## Direction
Take from the listing each line that has the string "Monthly".

## Extracted entries
---
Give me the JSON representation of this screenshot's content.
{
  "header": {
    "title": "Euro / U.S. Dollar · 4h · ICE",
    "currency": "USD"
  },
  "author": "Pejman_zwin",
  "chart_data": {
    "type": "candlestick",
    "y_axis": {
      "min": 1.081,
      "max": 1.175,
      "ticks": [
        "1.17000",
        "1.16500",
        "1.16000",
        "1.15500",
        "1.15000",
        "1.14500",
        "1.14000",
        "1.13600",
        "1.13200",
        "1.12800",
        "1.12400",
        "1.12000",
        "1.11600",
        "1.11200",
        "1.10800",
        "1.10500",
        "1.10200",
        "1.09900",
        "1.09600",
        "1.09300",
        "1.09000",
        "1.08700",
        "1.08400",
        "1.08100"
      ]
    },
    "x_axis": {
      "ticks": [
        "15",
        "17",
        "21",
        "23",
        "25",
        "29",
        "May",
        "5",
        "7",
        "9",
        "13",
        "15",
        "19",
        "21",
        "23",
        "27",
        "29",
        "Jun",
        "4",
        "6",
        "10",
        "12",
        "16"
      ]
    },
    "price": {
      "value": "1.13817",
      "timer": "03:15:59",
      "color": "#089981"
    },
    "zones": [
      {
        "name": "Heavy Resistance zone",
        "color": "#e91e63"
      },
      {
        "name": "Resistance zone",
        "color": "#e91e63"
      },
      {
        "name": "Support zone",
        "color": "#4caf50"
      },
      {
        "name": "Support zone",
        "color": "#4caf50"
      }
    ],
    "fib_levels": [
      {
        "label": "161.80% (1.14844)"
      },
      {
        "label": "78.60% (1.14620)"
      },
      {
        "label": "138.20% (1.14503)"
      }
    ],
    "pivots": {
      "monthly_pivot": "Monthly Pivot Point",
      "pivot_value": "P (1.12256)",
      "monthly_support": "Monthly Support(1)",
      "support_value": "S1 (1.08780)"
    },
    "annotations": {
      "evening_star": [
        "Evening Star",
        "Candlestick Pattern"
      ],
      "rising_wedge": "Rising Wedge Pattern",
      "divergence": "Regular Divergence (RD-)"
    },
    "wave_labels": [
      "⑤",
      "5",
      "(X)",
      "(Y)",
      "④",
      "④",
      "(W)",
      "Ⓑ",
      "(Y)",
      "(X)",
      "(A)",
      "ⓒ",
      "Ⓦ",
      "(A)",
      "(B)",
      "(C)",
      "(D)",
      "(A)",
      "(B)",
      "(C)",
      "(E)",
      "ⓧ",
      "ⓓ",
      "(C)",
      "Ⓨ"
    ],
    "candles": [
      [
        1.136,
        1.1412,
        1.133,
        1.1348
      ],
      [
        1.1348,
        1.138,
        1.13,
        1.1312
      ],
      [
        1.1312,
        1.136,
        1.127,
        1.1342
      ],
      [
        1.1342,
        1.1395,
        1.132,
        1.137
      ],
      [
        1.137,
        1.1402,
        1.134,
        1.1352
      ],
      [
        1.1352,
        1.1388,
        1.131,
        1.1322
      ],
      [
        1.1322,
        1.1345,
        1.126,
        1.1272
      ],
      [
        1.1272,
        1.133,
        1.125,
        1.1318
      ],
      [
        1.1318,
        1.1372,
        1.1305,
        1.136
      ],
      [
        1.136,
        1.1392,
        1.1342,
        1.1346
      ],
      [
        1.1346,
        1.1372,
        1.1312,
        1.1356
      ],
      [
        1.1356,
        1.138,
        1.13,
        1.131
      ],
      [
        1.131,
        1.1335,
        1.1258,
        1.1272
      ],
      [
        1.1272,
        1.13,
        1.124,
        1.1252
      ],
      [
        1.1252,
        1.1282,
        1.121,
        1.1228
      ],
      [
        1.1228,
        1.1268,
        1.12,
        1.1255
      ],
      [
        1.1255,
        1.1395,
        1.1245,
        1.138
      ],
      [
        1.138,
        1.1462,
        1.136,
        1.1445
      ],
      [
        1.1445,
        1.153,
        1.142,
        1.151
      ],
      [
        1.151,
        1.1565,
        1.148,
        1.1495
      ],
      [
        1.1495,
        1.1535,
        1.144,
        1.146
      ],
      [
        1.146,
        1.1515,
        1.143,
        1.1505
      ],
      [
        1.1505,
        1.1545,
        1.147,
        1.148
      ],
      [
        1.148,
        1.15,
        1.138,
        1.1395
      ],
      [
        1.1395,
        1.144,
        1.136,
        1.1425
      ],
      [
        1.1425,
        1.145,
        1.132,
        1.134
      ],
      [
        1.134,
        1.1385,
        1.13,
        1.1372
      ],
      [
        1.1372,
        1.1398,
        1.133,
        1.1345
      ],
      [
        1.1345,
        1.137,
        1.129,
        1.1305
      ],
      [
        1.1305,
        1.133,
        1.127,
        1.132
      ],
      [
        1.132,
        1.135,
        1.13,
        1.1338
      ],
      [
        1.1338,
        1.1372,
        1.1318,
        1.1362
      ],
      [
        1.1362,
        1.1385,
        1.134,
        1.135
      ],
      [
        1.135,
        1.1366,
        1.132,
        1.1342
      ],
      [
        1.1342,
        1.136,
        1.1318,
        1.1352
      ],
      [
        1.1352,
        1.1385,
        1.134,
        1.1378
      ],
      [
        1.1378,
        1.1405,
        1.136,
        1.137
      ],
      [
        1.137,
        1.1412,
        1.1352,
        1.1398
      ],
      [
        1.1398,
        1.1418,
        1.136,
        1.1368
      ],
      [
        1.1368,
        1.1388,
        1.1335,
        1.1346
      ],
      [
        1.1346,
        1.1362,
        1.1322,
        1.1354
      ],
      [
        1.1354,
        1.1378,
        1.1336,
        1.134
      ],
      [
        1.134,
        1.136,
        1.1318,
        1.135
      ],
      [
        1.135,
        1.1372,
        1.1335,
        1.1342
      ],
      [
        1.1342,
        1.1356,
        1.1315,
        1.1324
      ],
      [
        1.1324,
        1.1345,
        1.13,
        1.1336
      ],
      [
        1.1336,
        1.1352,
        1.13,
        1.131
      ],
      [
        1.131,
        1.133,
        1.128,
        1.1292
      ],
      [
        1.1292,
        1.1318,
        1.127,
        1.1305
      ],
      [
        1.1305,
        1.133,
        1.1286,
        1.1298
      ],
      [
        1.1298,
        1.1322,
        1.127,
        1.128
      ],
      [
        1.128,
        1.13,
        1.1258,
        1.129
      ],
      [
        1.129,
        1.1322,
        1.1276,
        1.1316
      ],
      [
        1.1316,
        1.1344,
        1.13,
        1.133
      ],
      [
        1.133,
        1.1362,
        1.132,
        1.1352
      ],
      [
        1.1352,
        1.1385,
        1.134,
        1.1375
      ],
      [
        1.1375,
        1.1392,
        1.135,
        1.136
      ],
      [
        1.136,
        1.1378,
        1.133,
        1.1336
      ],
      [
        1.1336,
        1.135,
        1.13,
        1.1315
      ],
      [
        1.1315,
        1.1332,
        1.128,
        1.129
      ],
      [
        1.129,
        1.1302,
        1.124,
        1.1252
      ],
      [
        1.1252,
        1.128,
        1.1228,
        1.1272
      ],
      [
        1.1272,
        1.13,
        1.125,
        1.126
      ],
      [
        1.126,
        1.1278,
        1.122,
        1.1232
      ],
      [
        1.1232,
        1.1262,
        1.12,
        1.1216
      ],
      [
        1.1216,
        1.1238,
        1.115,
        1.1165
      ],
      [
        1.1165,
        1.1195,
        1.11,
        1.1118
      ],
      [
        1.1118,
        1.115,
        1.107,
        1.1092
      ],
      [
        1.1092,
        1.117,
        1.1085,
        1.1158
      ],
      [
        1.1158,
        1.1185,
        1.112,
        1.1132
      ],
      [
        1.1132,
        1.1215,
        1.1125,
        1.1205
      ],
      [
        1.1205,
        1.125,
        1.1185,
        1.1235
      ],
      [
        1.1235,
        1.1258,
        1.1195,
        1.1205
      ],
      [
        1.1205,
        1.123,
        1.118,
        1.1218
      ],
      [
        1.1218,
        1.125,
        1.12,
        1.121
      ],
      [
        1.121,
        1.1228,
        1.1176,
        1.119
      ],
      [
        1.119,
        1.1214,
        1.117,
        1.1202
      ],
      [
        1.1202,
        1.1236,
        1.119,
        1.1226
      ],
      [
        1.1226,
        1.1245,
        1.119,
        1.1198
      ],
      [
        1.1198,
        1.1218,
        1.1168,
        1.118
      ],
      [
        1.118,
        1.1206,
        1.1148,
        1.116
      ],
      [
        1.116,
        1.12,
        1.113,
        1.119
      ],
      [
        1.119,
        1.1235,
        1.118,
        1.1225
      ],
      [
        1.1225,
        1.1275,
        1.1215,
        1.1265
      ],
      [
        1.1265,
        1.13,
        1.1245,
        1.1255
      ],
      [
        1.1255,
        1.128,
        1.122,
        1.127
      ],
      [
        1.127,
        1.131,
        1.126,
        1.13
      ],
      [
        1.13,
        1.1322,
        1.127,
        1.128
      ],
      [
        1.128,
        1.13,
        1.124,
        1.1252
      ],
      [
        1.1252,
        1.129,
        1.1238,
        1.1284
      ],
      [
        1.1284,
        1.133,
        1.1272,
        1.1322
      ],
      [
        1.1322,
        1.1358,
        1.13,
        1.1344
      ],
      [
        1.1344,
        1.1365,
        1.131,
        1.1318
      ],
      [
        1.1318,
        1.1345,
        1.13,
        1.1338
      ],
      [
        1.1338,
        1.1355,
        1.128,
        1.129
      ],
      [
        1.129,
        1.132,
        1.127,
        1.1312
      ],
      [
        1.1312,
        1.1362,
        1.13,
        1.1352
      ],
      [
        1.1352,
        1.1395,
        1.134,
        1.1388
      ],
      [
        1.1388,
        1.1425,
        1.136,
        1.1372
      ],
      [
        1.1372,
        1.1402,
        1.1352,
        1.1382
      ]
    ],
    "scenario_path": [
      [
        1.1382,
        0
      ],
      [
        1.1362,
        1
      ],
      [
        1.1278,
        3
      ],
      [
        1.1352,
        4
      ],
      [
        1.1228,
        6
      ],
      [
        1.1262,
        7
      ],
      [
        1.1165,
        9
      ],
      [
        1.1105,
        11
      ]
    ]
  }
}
---
## Correct response
      "monthly_pivot": "Monthly Pivot Point",
      "monthly_support": "Monthly Support(1)",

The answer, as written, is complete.